— Поставленная цель a —
Согласуются ли с текстом о правовом плюрализме и религиозном праве следующие утверждения: (i) А. А. Ан-Наим отделяет религиозные и обычные нормы от права, поскольку у них нет связи с государством; (ii) Б. Дюпре придерживается позиции, противоположной взглядам А. А. Ан-Наима; (iii) по мнению прот. Владислава Цыпина, крайней мерой церковного наказания служит физическое принуждение? Ответьте на каждое «да» или «нет» и приведите точную цитату, на которой основан ответ.

— Документ —
++++

Вышеуказанные особенности широкого подхода критикуют известные западные исследователи религии и права. Так, американский исламовед и правовед А. А. Ан-Наим (Abdullahi Ahmed An-Na’im) отмечает, что сторонники концепции так и не смогли дать точное определение «праву», отделить право от других форм нормативного порядка. Если все виды порядков называть «правом», то где это явление заканчивается и начинается обычная социальная жизнь? Поэтому А. А. Ан-Наим предпочитает говорить о нормативном плюрализме, отделяя религиозные и обычные нормы («нормативные системы») от права на основании отсутствия у первых связи с государством12. Аналогичной позиции придерживается бельгийский политолог, социолог и антрополог права Б. Дюпре (Baudouin Dupret)13.
С другой стороны, к заслуге сторонников правового плюрализма можно отнести то, что они, не ограничиваясь изучением законодательства и судебной практики, обращают внимание на иные социальные нормы, выявляют причины конфликтов между официальными и неофициальными порядками, систематизируют обычные практики в ходе полевых исследований, тем самым помогая выработке законодательных мер. Поэтому следует разграничивать «правовой плюрализм» как научную концепцию и как идеологию, ставящую неофициальные нормы в один ряд с позитивным правом, что способно подорвать авторитет государственных органов и дезинтегрировать общество. Согласимся с мнением Г. В. Мальцева, относящего к недостаткам правового плюрализма его способность препятствовать политике укрепления государства и отдавать юридические средства сегментарным группам, на которые поделено общество14.
К термину «религиозное право» с целью обоснования правового характера религиозных систем часто прибегают в отечественной научной, богословской литературе и публицистике. Рассмотрим три концепции религиозного права на примере православия (работы прот. Владислава Цыпина, А. М. Осавелюка), иудаизма (А. А. Каневский), ислама (Л. Р. Сюкияйнен).
Прот. Владислав Цыпин называет позитивистский подход политически предвзятым и теоретически узким, поскольку он выводит за пределы права обычное, корпоративное и церковное право. По его мнению, право существует везде, где есть общество, регулирует главным образом внешнее поведение людей и носит обязательный, даже принудительный характер15. Правовое начало является неотъемлемым элементом церковного организма. Взаимные отношения регулируются не только внутренними мотивами и нравственными заповедями, но и общеобязательными нормами, нарушение которых влечет за собой применение санкций, хотя и совершенно особого характера, не совпадающих с государственными санкциями. Церковь не уполномочена своим Основателем применять физическое принуждение, крайней мерой наказания является исключение, а главная цель — духовная польза самого нарушителя. Вопрос о совместимости Церкви и права недопустим для сознания православных, т. к. Предание обладает безусловным авторитетом и сомневаться в правовом, юридическом характере этих правил нет разумных оснований16.

++++

— Поставленная цель b —
Перепишите дословно строки приведённого ниже списка: всё от его начала до строки с «In FIG. 20, the handle 271 is at (236, 470).», включая её.

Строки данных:

++++

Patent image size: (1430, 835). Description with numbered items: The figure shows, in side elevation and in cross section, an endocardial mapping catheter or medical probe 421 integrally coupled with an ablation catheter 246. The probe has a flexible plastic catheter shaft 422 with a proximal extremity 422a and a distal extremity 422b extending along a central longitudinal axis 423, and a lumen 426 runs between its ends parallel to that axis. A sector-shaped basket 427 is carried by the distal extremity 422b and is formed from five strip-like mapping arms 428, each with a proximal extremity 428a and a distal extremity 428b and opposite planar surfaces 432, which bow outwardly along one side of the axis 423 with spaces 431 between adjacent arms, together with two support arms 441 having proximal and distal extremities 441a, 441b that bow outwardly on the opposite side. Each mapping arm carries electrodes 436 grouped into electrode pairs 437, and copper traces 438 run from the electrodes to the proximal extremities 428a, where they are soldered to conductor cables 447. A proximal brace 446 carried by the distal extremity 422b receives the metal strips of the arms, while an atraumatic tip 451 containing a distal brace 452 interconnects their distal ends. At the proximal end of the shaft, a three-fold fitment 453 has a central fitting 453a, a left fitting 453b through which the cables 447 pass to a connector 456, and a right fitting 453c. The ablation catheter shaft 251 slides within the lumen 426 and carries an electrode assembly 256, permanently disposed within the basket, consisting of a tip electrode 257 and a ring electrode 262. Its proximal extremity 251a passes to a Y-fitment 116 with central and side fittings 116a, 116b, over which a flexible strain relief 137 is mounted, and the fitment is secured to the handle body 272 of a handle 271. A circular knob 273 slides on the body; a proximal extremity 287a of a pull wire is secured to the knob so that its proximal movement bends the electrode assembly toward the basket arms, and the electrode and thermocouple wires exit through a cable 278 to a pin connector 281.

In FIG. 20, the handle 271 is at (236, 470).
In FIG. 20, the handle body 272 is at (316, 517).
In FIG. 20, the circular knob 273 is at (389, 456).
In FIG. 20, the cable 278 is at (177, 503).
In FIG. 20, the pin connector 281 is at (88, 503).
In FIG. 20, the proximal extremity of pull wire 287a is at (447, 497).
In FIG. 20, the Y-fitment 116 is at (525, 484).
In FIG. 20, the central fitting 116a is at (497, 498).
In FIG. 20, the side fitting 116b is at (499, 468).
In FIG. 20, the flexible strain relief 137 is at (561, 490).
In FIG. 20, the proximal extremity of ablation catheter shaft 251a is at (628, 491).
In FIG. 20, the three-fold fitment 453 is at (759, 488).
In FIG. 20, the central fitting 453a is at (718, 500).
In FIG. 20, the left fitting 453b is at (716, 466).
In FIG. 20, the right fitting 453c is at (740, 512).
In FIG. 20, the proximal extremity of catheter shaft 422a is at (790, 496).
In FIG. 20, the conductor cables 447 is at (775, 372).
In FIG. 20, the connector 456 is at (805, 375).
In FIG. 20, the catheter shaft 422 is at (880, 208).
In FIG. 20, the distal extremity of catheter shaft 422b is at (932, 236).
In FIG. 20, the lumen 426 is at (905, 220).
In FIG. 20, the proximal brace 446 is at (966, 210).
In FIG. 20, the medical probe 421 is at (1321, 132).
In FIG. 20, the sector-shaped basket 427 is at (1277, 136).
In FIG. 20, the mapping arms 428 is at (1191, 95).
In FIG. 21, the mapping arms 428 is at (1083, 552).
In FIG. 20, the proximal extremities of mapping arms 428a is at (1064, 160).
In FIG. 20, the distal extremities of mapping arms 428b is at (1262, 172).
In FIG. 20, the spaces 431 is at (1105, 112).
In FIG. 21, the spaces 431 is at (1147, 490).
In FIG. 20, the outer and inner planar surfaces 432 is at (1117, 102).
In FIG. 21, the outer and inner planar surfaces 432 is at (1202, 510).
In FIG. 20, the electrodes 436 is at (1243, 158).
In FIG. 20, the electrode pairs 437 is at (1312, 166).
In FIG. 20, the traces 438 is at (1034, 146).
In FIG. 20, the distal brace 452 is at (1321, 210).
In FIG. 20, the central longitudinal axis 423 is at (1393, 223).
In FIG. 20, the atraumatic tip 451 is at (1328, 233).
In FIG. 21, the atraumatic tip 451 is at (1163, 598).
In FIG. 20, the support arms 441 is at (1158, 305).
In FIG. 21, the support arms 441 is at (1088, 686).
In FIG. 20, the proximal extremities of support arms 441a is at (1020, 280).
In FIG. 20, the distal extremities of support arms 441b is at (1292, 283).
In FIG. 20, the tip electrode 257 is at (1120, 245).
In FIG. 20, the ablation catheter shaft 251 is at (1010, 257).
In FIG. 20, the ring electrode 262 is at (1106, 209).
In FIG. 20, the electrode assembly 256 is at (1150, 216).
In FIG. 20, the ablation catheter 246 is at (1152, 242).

++++

— Итоговый результат a —
(i) Да: «отделяя религиозные и обычные нормы («нормативные системы») от права на основании отсутствия у первых связи с государством».
(ii) Нет: «Аналогичной позиции придерживается бельгийский политолог, социолог и антрополог права Б. Дюпре».
(iii) Нет: «Церковь не уполномочена своим Основателем применять физическое принуждение, крайней мерой наказания является исключение».

— Итоговый результат b —
Patent image size: (1430, 835). Description with numbered items: The figure shows, in side elevation and in cross section, an endocardial mapping catheter or medical probe 421 integrally coupled with an ablation catheter 246. The probe has a flexible plastic catheter shaft 422 with a proximal extremity 422a and a distal extremity 422b extending along a central longitudinal axis 423, and a lumen 426 runs between its ends parallel to that axis. A sector-shaped basket 427 is carried by the distal extremity 422b and is formed from five strip-like mapping arms 428, each with a proximal extremity 428a and a distal extremity 428b and opposite planar surfaces 432, which bow outwardly along one side of the axis 423 with spaces 431 between adjacent arms, together with two support arms 441 having proximal and distal extremities 441a, 441b that bow outwardly on the opposite side. Each mapping arm carries electrodes 436 grouped into electrode pairs 437, and copper traces 438 run from the electrodes to the proximal extremities 428a, where they are soldered to conductor cables 447. A proximal brace 446 carried by the distal extremity 422b receives the metal strips of the arms, while an atraumatic tip 451 containing a distal brace 452 interconnects their distal ends. At the proximal end of the shaft, a three-fold fitment 453 has a central fitting 453a, a left fitting 453b through which the cables 447 pass to a connector 456, and a right fitting 453c. The ablation catheter shaft 251 slides within the lumen 426 and carries an electrode assembly 256, permanently disposed within the basket, consisting of a tip electrode 257 and a ring electrode 262. Its proximal extremity 251a passes to a Y-fitment 116 with central and side fittings 116a, 116b, over which a flexible strain relief 137 is mounted, and the fitment is secured to the handle body 272 of a handle 271. A circular knob 273 slides on the body; a proximal extremity 287a of a pull wire is secured to the knob so that its proximal movement bends the electrode assembly toward the basket arms, and the electrode and thermocouple wires exit through a cable 278 to a pin connector 281.

In FIG. 20, the handle 271 is at (236, 470).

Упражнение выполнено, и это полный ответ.